◆ **EXCERPT TO READ**:

A Set is a Collection that cannot contain duplicate elements. It models the mathematical set abstraction.
The Set interface contains only methods inherited from Collection and adds the restriction that duplicate elements are prohibited.
Set also adds a stronger contract on the behavior of the equals and hashCode operations, allowing Set instances to be compared meaningfully even if their implementation types differ.
Two Set instances are equal if they contain the same elements The Java platform contains three general-purpose Set implementations: HashSet, TreeSet, and LinkedHashSet.
HashSet, which stores its elements in a hash table, is the best-performing implementation; however it makes no guarantees concerning the order of iteration.
TreeSet, which stores its elements in a red-black tree, orders its elements based on their values; it is substantially slower than HashSet.

◆ **SUPPLIED MATERIAL**:

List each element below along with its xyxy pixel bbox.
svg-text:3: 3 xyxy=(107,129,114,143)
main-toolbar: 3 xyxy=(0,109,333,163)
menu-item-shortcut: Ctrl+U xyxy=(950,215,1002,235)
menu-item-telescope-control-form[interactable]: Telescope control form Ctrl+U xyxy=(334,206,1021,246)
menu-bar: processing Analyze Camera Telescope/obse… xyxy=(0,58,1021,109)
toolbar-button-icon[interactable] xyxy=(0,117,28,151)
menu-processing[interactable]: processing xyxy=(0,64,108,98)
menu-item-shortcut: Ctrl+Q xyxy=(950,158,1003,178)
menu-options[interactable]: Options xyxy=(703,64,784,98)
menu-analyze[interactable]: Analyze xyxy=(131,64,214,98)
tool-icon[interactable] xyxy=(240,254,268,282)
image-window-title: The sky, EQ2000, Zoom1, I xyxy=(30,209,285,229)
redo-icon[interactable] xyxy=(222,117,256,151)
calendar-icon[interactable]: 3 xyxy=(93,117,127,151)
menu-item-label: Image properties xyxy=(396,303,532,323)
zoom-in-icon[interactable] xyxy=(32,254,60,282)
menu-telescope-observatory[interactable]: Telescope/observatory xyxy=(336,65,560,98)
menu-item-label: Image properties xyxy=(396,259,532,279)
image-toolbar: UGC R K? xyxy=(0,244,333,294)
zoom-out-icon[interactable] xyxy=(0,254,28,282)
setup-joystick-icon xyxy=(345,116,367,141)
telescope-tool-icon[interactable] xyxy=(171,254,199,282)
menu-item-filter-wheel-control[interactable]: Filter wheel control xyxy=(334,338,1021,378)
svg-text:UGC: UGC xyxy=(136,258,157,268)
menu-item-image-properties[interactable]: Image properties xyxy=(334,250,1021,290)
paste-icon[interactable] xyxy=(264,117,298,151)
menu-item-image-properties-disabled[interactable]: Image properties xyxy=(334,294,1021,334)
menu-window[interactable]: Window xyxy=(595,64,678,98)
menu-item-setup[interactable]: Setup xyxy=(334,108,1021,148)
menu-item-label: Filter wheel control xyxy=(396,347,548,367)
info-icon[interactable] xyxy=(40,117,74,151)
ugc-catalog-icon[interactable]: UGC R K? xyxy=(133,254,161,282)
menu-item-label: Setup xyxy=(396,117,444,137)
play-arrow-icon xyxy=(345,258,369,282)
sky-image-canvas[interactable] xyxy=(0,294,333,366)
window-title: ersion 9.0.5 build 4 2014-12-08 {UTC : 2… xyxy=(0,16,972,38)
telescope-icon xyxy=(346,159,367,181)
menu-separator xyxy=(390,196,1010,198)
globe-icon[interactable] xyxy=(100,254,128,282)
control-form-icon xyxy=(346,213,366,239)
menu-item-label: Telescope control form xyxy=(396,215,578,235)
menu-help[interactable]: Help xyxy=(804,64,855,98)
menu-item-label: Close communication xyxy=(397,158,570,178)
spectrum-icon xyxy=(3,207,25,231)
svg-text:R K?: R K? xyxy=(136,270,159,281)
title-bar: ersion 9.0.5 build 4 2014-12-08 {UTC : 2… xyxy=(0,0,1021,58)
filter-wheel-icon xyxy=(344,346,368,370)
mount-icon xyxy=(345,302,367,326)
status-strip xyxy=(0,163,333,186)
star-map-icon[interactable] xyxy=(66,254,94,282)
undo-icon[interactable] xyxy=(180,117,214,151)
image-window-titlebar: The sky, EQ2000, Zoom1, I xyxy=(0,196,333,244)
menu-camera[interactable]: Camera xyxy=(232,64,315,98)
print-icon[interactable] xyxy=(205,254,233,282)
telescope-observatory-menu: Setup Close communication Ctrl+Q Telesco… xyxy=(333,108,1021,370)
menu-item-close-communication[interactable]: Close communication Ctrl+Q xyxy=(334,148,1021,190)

◆ **EXERCISE INSTRUCTIONS**: In the text on the Set interface, what makes it possible to compare Set instances meaningfully even when their implementation types differ? Answer in one to three sentences.

◆ **EXPECTED ANSWER**: Set adds a stronger contract on how the equals and hashCode operations behave. That contract allows Set instances to be compared meaningfully even when their implementation types differ.